>> start
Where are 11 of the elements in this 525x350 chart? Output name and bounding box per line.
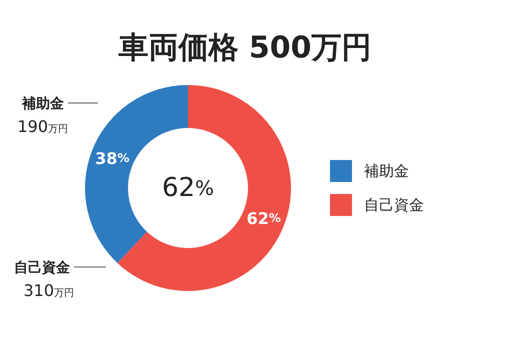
category-label: 自己資金 xyxy=(14,260,70,276)
data-label: 62% xyxy=(246,208,281,228)
legend-label: 自己資金 xyxy=(363,194,424,216)
data-label: 38% xyxy=(95,148,130,168)
donut-slice xyxy=(117,85,291,291)
chart-title: 車両価格 500万円 xyxy=(117,30,372,66)
text: 190万円 xyxy=(17,117,68,136)
slice-label: 補助金 xyxy=(21,95,65,112)
text: 310万円 xyxy=(23,281,74,300)
legend-label: 補助金 xyxy=(363,160,410,182)
text: 62% xyxy=(162,173,214,203)
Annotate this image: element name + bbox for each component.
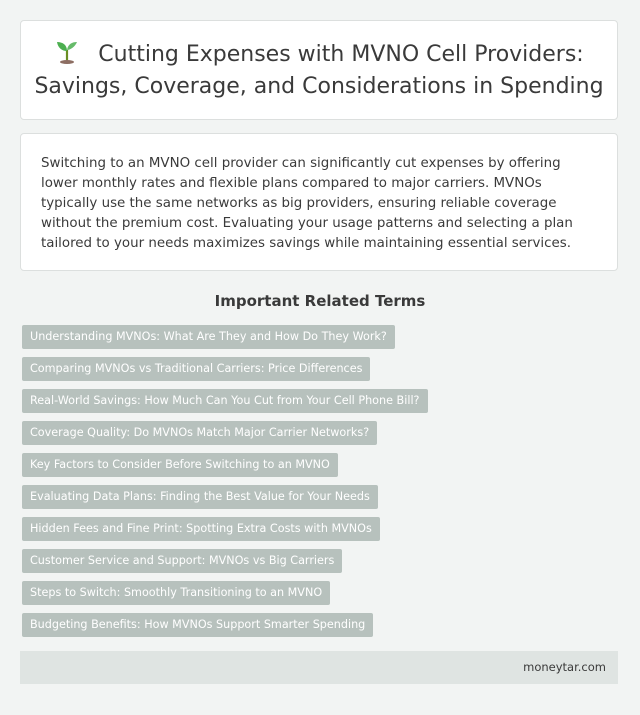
list-item: Customer Service and Support: MVNOs vs B… [22,549,618,581]
term-tag[interactable]: Hidden Fees and Fine Print: Spotting Ext… [22,517,380,541]
summary-card: Switching to an MVNO cell provider can s… [20,133,618,271]
seedling-icon [57,41,78,64]
related-terms-heading: Important Related Terms [214,292,426,310]
list-item: Key Factors to Consider Before Switching… [22,453,618,485]
list-item: Comparing MVNOs vs Traditional Carriers:… [22,357,618,389]
term-tag[interactable]: Steps to Switch: Smoothly Transitioning … [22,581,331,605]
list-item: Evaluating Data Plans: Finding the Best … [22,485,618,517]
term-tag[interactable]: Coverage Quality: Do MVNOs Match Major C… [22,421,378,445]
footer-site[interactable]: moneytar.com [523,660,606,674]
term-tag[interactable]: Understanding MVNOs: What Are They and H… [22,325,395,349]
page-title: Cutting Expenses with MVNO Cell Provider… [21,38,617,103]
list-item: Budgeting Benefits: How MVNOs Support Sm… [22,613,618,645]
footer: moneytar.com [20,651,618,684]
list-item: Steps to Switch: Smoothly Transitioning … [22,581,618,613]
term-tag[interactable]: Real-World Savings: How Much Can You Cut… [22,389,428,413]
list-item: Real-World Savings: How Much Can You Cut… [22,389,618,421]
term-tag[interactable]: Comparing MVNOs vs Traditional Carriers:… [22,357,371,381]
term-tag[interactable]: Key Factors to Consider Before Switching… [22,453,338,477]
title-card: Cutting Expenses with MVNO Cell Provider… [20,20,618,120]
list-item: Coverage Quality: Do MVNOs Match Major C… [22,421,618,453]
page-title-text: Cutting Expenses with MVNO Cell Provider… [34,41,604,99]
term-tag[interactable]: Budgeting Benefits: How MVNOs Support Sm… [22,613,374,637]
list-item: Hidden Fees and Fine Print: Spotting Ext… [22,517,618,549]
list-item: Understanding MVNOs: What Are They and H… [22,325,618,357]
term-tag[interactable]: Customer Service and Support: MVNOs vs B… [22,549,343,573]
related-terms-list: Understanding MVNOs: What Are They and H… [22,325,618,645]
term-tag[interactable]: Evaluating Data Plans: Finding the Best … [22,485,378,509]
summary-text: Switching to an MVNO cell provider can s… [41,156,573,251]
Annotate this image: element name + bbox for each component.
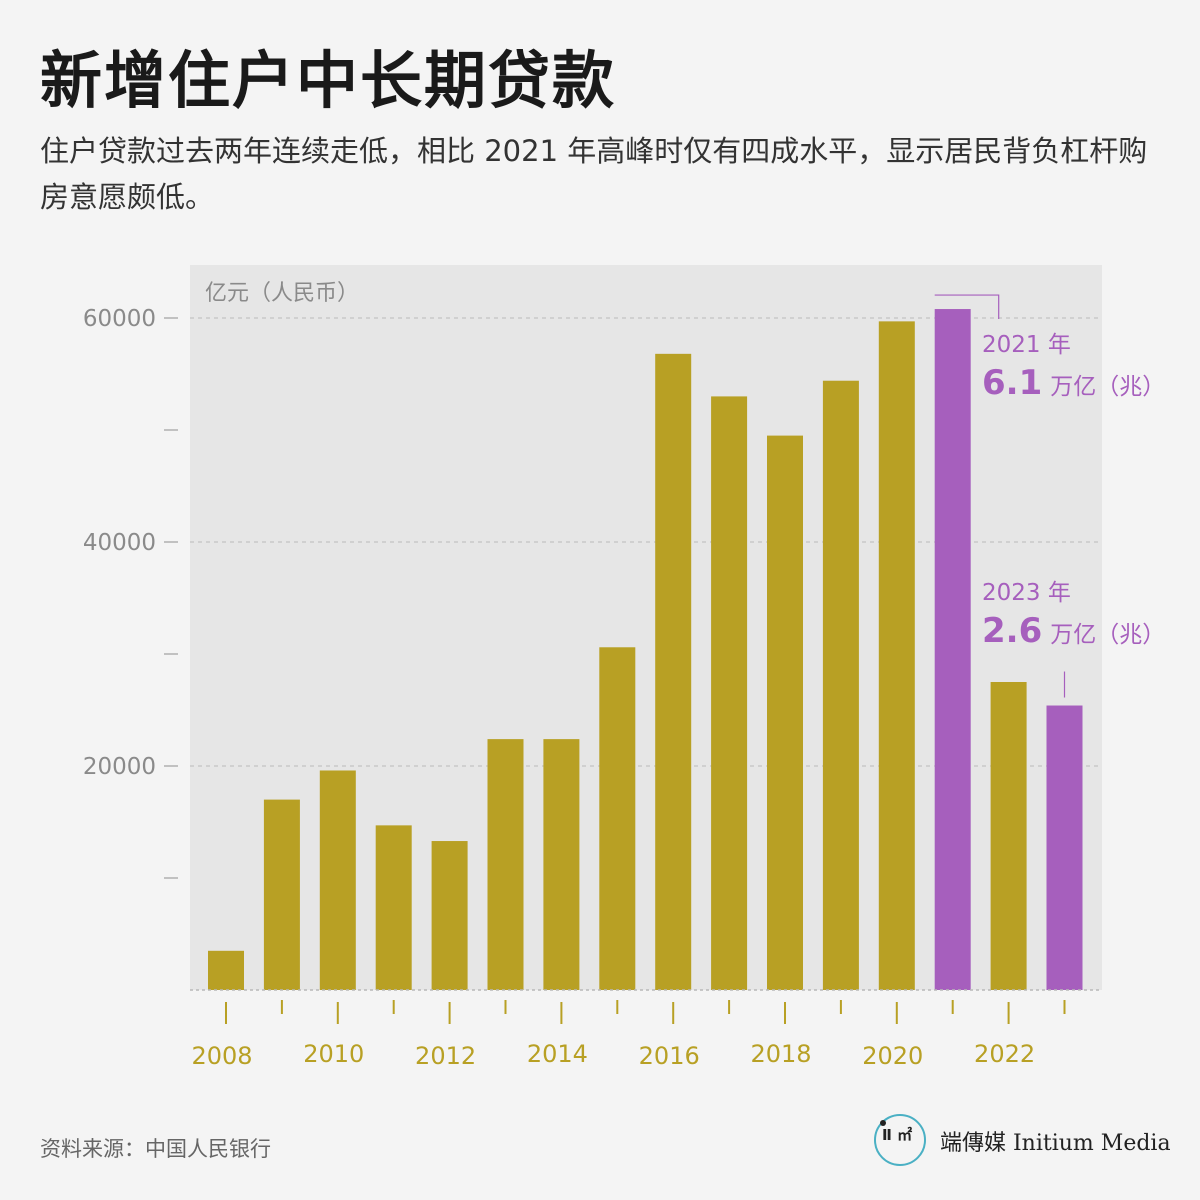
bar-2018: [767, 435, 803, 991]
x-tick-label: 2016: [639, 1042, 700, 1070]
x-tick-label: 2012: [415, 1042, 476, 1070]
y-tick-label: 60000: [83, 306, 156, 332]
bar-2017: [711, 396, 748, 990]
logo-dot: [880, 1120, 886, 1126]
annotation-year: 2023 年: [982, 580, 1071, 606]
annotation-value: 6.1 万亿（兆）: [982, 363, 1165, 403]
x-tick-label: 2010: [303, 1040, 364, 1068]
bar-2019: [822, 380, 859, 991]
x-tick-label: 2018: [750, 1040, 811, 1068]
bar-2023: [1046, 705, 1083, 990]
bar-2016: [655, 353, 692, 991]
bar-2008: [208, 950, 244, 990]
y-tick-label: 40000: [83, 530, 156, 556]
x-tick-label: 2020: [862, 1042, 923, 1070]
chart-title: 新增住户中长期贷款: [40, 44, 617, 117]
bar-2012: [431, 841, 468, 990]
y-unit-label: 亿元（人民币）: [205, 281, 359, 306]
y-tick-label: 20000: [83, 754, 156, 780]
bar-2015: [599, 647, 636, 990]
annotation-value: 2.6 万亿（兆）: [982, 611, 1165, 651]
y-axis: 20000 40000 60000: [83, 306, 178, 879]
bar-2020: [878, 321, 915, 990]
bar-2011: [375, 825, 412, 990]
brand-name: 端傳媒 Initium Media: [940, 1131, 1171, 1156]
annotation-year: 2021 年: [982, 332, 1071, 358]
x-tick-label: 2008: [191, 1042, 252, 1070]
initium-logo: Ⅱ ㎡: [874, 1114, 926, 1166]
bar-2010: [319, 770, 356, 990]
logo-glyph: Ⅱ ㎡: [882, 1126, 913, 1144]
x-axis: 2008 2010 2012 2014 2016 2018 2020 2022: [191, 1000, 1066, 1070]
chart-subtitle: 住户贷款过去两年连续走低，相比 2021 年高峰时仅有四成水平，显示居民背负杠杆…: [40, 134, 1148, 214]
source-note: 资料来源：中国人民银行: [40, 1137, 271, 1161]
annotations: 2021 年 6.1 万亿（兆） 2023 年 2.6 万亿（兆）: [934, 294, 1165, 698]
annotation-leader: [934, 294, 1000, 320]
x-tick-label: 2014: [527, 1040, 588, 1068]
bar-2013: [487, 739, 524, 990]
x-tick-label: 2022: [974, 1040, 1035, 1068]
bar-2014: [543, 739, 580, 990]
bar-2022: [990, 682, 1027, 990]
bar-2021: [934, 309, 971, 990]
bars: [208, 309, 1083, 991]
bar-2009: [263, 799, 300, 990]
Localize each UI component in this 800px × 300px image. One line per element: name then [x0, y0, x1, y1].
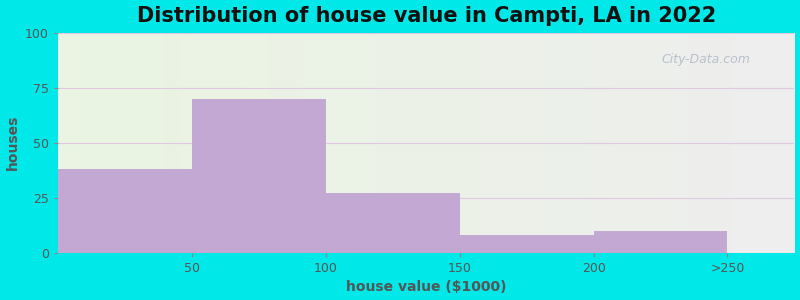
Bar [460, 235, 594, 253]
Y-axis label: houses: houses [6, 115, 19, 170]
Text: City-Data.com: City-Data.com [662, 52, 750, 66]
Title: Distribution of house value in Campti, LA in 2022: Distribution of house value in Campti, L… [137, 6, 716, 26]
X-axis label: house value ($1000): house value ($1000) [346, 280, 506, 294]
Bar [58, 169, 192, 253]
Bar [594, 231, 727, 253]
Bar [326, 194, 460, 253]
Bar [192, 99, 326, 253]
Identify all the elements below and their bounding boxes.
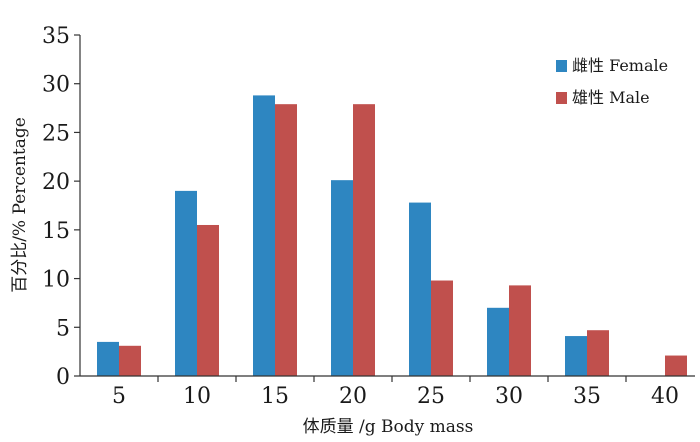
y-tick-label: 35 [42,24,70,49]
bars-group [97,95,687,377]
bar-female [487,307,509,376]
x-tick-label: 20 [339,384,367,409]
x-tick-label: 30 [495,384,523,409]
bar-male [119,345,141,376]
bar-male [509,285,531,376]
bar-female [175,190,197,376]
y-tick-label: 15 [42,219,70,244]
y-ticks-group: 0 5 10 15 20 25 30 35 [42,24,80,390]
y-tick-label: 20 [42,170,70,195]
legend-label: 雌性 Female [572,56,668,75]
y-axis-title: 百分比/% Percentage [10,117,30,293]
bar-male [431,280,453,376]
bar-female [409,202,431,376]
x-tick-label: 5 [112,384,126,409]
x-tick-label: 40 [651,384,679,409]
y-tick-label: 30 [42,73,70,98]
bar-male [665,355,687,376]
legend-label: 雄性 Male [572,88,650,107]
y-tick-label: 5 [56,316,70,341]
bar-male [275,104,297,376]
legend: 雌性 Female 雄性 Male [556,56,668,107]
legend-swatch [556,60,567,72]
x-tick-label: 25 [417,384,445,409]
bar-male [197,224,219,376]
x-tick-label: 15 [261,384,289,409]
bar-female [565,336,587,376]
y-tick-label: 0 [56,365,70,390]
y-tick-label: 25 [42,121,70,146]
bar-male [587,330,609,376]
legend-swatch [556,92,567,104]
bar-female [97,341,119,376]
bar-female [253,95,275,377]
y-tick-label: 10 [42,268,70,293]
x-ticks-group: 5 10 15 20 25 30 35 40 [112,376,679,409]
x-tick-label: 10 [183,384,211,409]
x-tick-label: 35 [573,384,601,409]
bar-female [331,180,353,376]
bar-male [353,104,375,376]
axes-group [79,35,695,377]
x-axis-title: 体质量 /g Body mass [303,417,474,437]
>> end
# [PROBLEM STATEMENT]
Which lines in the records above contain the string "自己資金"? Return each of those lines in full.

# [EXERCISE OUTPUT]
category-label: 自己資金 xyxy=(14,260,70,276)
legend-label: 自己資金 xyxy=(363,194,424,216)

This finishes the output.